#### Instruction:
Reproduce the records. Keep every word exact and include no images.

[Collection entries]
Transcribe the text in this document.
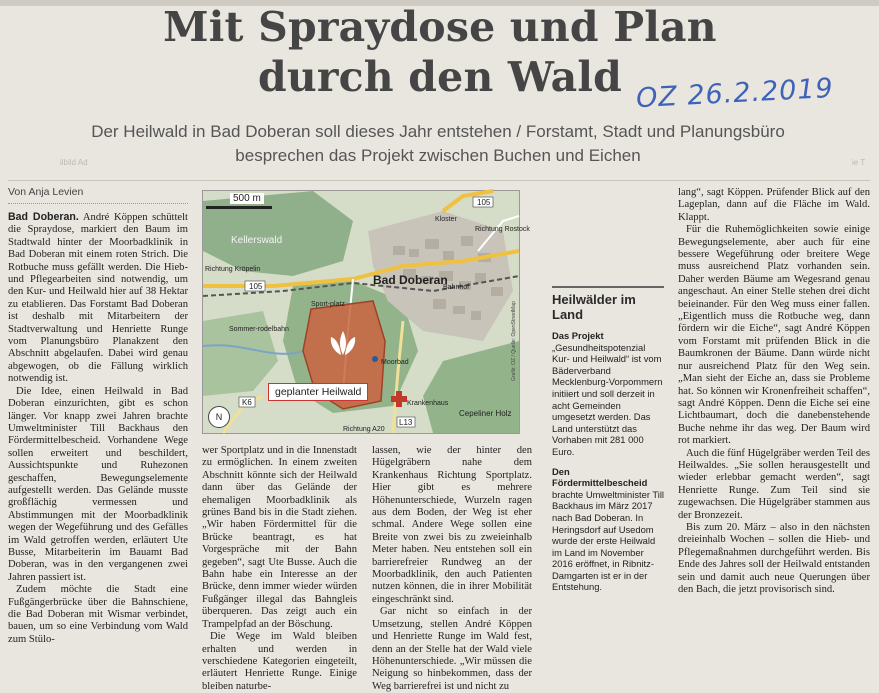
Mit Spraydose und Plan
durch den Wald OZ 26.2.2019
Der Heilwald in Bad Doberan soll dieses Jahr entstehen / Forstamt, Stadt und Planungsbüro
besprechen das Projekt zwischen Buchen und Eichen
ilbild Ad	ie T
Von Anja Levien

Bad Doberan. André Köppen schüttelt die Spraydose, markiert den Baum im Stadtwald hinter der Moorbadklinik in Bad Doberan mit einem roten Strich. Die Rotbuche muss gefällt werden. Die Hieb- und Pflegearbeiten sind notwendig, um den Kur- und Heilwald hier auf 38 Hektar zu etablieren. Das Forstamt Bad Doberan ist deshalb mit Mitarbeitern der Stadtverwaltung und Henriette Runge vom Planungsbüro Planakzent den Abschnitt abgelaufen. Dabei wird genau abgewogen, ob die Fällung wirklich notwendig ist.

Die Idee, einen Heilwald in Bad Doberan einzurichten, gibt es schon länger. Vor knapp zwei Jahren brachte Umweltminister Till Backhaus den Fördermittelbescheid. Vorhandene Wege sollen erweitert und beschildert, Aussichtspunkte und Ruhezonen geschaffen, Bewegungselemente aufgestellt werden. Das Gelände musste großflächig vermessen und Abstimmungen mit der Moorbadklinik wegen der Wegeführung und des Gefälles im Wald getroffen werden, erläutert Ute Busse, Mitarbeiterin im Bauamt Bad Doberan, was in den vergangenen zwei Jahren passiert ist.

Zudem möchte die Stadt eine Fußgängerbrücke über die Bahnschiene, die Bad Doberan mit Wismar verbindet, bauen, um so eine Verbindung vom Wald zum Stülo-

105
105
K6
L13
Kellerswald
Bad Doberan
Kloster
Richtung Rostock
Richtung Kröpelin
Bahnhof
Sport-platz
Sommer-rodelbahn
Moorbad
Krankenhaus
Cepeliner Holz
Richtung A20
Grafik: OZ / Quelle: OpenStreetMap
500 m
N
geplanter Heilwald

wer Sportplatz und in die Innenstadt zu ermöglichen. In einem zweiten Abschnitt könnte sich der Heilwald dann über das Gelände der ehemaligen Moorbadklinik als grünes Band bis in die Stadt ziehen. „Wir haben Fördermittel für die Brücke beantragt, es hat Vorgespräche mit der Bahn gegeben“, sagt Ute Busse. Auch die Bahn habe ein Interesse an der Brücke, denn immer wieder würden Fußgänger illegal das Bahngleis überqueren. Das zeigt auch ein Trampelpfad an der Böschung.

Die Wege im Wald bleiben erhalten und werden in verschiedene Kategorien eingeteilt, erläutert Henriette Runge. Einige bleiben naturbe-

lassen, wie der hinter den Hügelgräbern nahe dem Krankenhaus Richtung Sportplatz. Hier gibt es mehrere Höhenunterschiede, Wurzeln ragen aus dem Boden, der Weg ist eher schmal. Andere Wege sollen eine Breite von zwei bis zu zweieinhalb Meter haben. Neu entstehen soll ein barrierefreier Rundweg an der Moorbadklinik, den auch Patienten nutzen können, die in ihrer Mobilität eingeschränkt sind.

Gar nicht so einfach in der Umsetzung, stellen André Köppen und Henriette Runge im Wald fest, denn an der Stelle hat der Wald viele Höhenunterschiede. „Wir müssen die Neigung so hinbekommen, dass der Weg barrierefrei ist und nicht zu

Heilwälder im Land

Das Projekt „Gesundheitspotenzial Kur- und Heilwald“ ist vom Bäderverband Mecklenburg-Vorpommern initiiert und soll derzeit in acht Gemeinden umgesetzt werden. Das Land unterstützt das Vorhaben mit 281 000 Euro.

Den Fördermittelbescheid brachte Umweltminister Till Backhaus im März 2017 nach Bad Doberan. In Heringsdorf auf Usedom wurde der erste Heilwald im Land im November 2016 eröffnet, in Ribnitz-Damgarten ist er in der Entstehung.

lang“, sagt Köppen. Prüfender Blick auf den Lageplan, dann auf die Fläche im Wald. Klappt.

Für die Ruhemöglichkeiten sowie einige Bewegungselemente, aber auch für eine bessere Wegeführung oder breitere Wege muss ausreichend Platz vorhanden sein. Daher werden Bäume am Wegesrand genau angeschaut. An einer Stelle stehen drei dicht beieinander. Für den Weg muss einer fallen. „Eigentlich muss die Rotbuche weg, dann fördern wir die Eiche“, sagt André Köppen vom Forstamt mit prüfenden Blick in die Baumkronen der Bäume. Dann würde nicht nur ausreichend Platz für den Weg sein. „Man sieht der Eiche an, dass sie Probleme hat. So können wir Kronenfreiheit schaffen“, sagt André Köppen. Denn die Eiche sei eine Lichtbaumart, doch die danebenstehende Buche nehme ihr das weg. Der Baum wird rot markiert.

Auch die fünf Hügelgräber werden Teil des Heilwaldes. „Sie sollen herausgestellt und wieder erlebbar gemacht werden“, sagt Henriette Runge. Zum Teil sind sie zugewachsen. Die Hügelgräber stammen aus der Bronzezeit.

Bis zum 20. März – also in den nächsten dreieinhalb Wochen – sollen die Hieb- und Pflegemaßnahmen durchgeführt werden. Bis Ende des Jahres soll der Heilwald entstanden sein und damit auch neue Querungen über den Bach, die jetzt provisorisch sind.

#### Result for this exercise:
Transcribe the text in this document.
Mit Spraydose und Plan
durch den Wald OZ 26.2.2019
Der Heilwald in Bad Doberan soll dieses Jahr entstehen / Forstamt, Stadt und Planungsbüro
besprechen das Projekt zwischen Buchen und Eichen
ilbild Ad	ie T
Von Anja Levien

Bad Doberan. André Köppen schüttelt die Spraydose, markiert den Baum im Stadtwald hinter der Moorbadklinik in Bad Doberan mit einem roten Strich. Die Rotbuche muss gefällt werden. Die Hieb- und Pflegearbeiten sind notwendig, um den Kur- und Heilwald hier auf 38 Hektar zu etablieren. Das Forstamt Bad Doberan ist deshalb mit Mitarbeitern der Stadtverwaltung und Henriette Runge vom Planungsbüro Planakzent den Abschnitt abgelaufen. Dabei wird genau abgewogen, ob die Fällung wirklich notwendig ist.

Die Idee, einen Heilwald in Bad Doberan einzurichten, gibt es schon länger. Vor knapp zwei Jahren brachte Umweltminister Till Backhaus den Fördermittelbescheid. Vorhandene Wege sollen erweitert und beschildert, Aussichtspunkte und Ruhezonen geschaffen, Bewegungselemente aufgestellt werden. Das Gelände musste großflächig vermessen und Abstimmungen mit der Moorbadklinik wegen der Wegeführung und des Gefälles im Wald getroffen werden, erläutert Ute Busse, Mitarbeiterin im Bauamt Bad Doberan, was in den vergangenen zwei Jahren passiert ist.

Zudem möchte die Stadt eine Fußgängerbrücke über die Bahnschiene, die Bad Doberan mit Wismar verbindet, bauen, um so eine Verbindung vom Wald zum Stülo-

105
105
K6
L13
Kellerswald
Bad Doberan
Kloster
Richtung Rostock
Richtung Kröpelin
Bahnhof
Sport-platz
Sommer-rodelbahn
Moorbad
Krankenhaus
Cepeliner Holz
Richtung A20
Grafik: OZ / Quelle: OpenStreetMap
500 m
N
geplanter Heilwald

wer Sportplatz und in die Innenstadt zu ermöglichen. In einem zweiten Abschnitt könnte sich der Heilwald dann über das Gelände der ehemaligen Moorbadklinik als grünes Band bis in die Stadt ziehen. „Wir haben Fördermittel für die Brücke beantragt, es hat Vorgespräche mit der Bahn gegeben“, sagt Ute Busse. Auch die Bahn habe ein Interesse an der Brücke, denn immer wieder würden Fußgänger illegal das Bahngleis überqueren. Das zeigt auch ein Trampelpfad an der Böschung.

Die Wege im Wald bleiben erhalten und werden in verschiedene Kategorien eingeteilt, erläutert Henriette Runge. Einige bleiben naturbe-

lassen, wie der hinter den Hügelgräbern nahe dem Krankenhaus Richtung Sportplatz. Hier gibt es mehrere Höhenunterschiede, Wurzeln ragen aus dem Boden, der Weg ist eher schmal. Andere Wege sollen eine Breite von zwei bis zu zweieinhalb Meter haben. Neu entstehen soll ein barrierefreier Rundweg an der Moorbadklinik, den auch Patienten nutzen können, die in ihrer Mobilität eingeschränkt sind.

Gar nicht so einfach in der Umsetzung, stellen André Köppen und Henriette Runge im Wald fest, denn an der Stelle hat der Wald viele Höhenunterschiede. „Wir müssen die Neigung so hinbekommen, dass der Weg barrierefrei ist und nicht zu

Heilwälder im Land

Das Projekt „Gesundheitspotenzial Kur- und Heilwald“ ist vom Bäderverband Mecklenburg-Vorpommern initiiert und soll derzeit in acht Gemeinden umgesetzt werden. Das Land unterstützt das Vorhaben mit 281 000 Euro.

Den Fördermittelbescheid brachte Umweltminister Till Backhaus im März 2017 nach Bad Doberan. In Heringsdorf auf Usedom wurde der erste Heilwald im Land im November 2016 eröffnet, in Ribnitz-Damgarten ist er in der Entstehung.

lang“, sagt Köppen. Prüfender Blick auf den Lageplan, dann auf die Fläche im Wald. Klappt.

Für die Ruhemöglichkeiten sowie einige Bewegungselemente, aber auch für eine bessere Wegeführung oder breitere Wege muss ausreichend Platz vorhanden sein. Daher werden Bäume am Wegesrand genau angeschaut. An einer Stelle stehen drei dicht beieinander. Für den Weg muss einer fallen. „Eigentlich muss die Rotbuche weg, dann fördern wir die Eiche“, sagt André Köppen vom Forstamt mit prüfenden Blick in die Baumkronen der Bäume. Dann würde nicht nur ausreichend Platz für den Weg sein. „Man sieht der Eiche an, dass sie Probleme hat. So können wir Kronenfreiheit schaffen“, sagt André Köppen. Denn die Eiche sei eine Lichtbaumart, doch die danebenstehende Buche nehme ihr das weg. Der Baum wird rot markiert.

Auch die fünf Hügelgräber werden Teil des Heilwaldes. „Sie sollen herausgestellt und wieder erlebbar gemacht werden“, sagt Henriette Runge. Zum Teil sind sie zugewachsen. Die Hügelgräber stammen aus der Bronzezeit.

Bis zum 20. März – also in den nächsten dreieinhalb Wochen – sollen die Hieb- und Pflegemaßnahmen durchgeführt werden. Bis Ende des Jahres soll der Heilwald entstanden sein und damit auch neue Querungen über den Bach, die jetzt provisorisch sind.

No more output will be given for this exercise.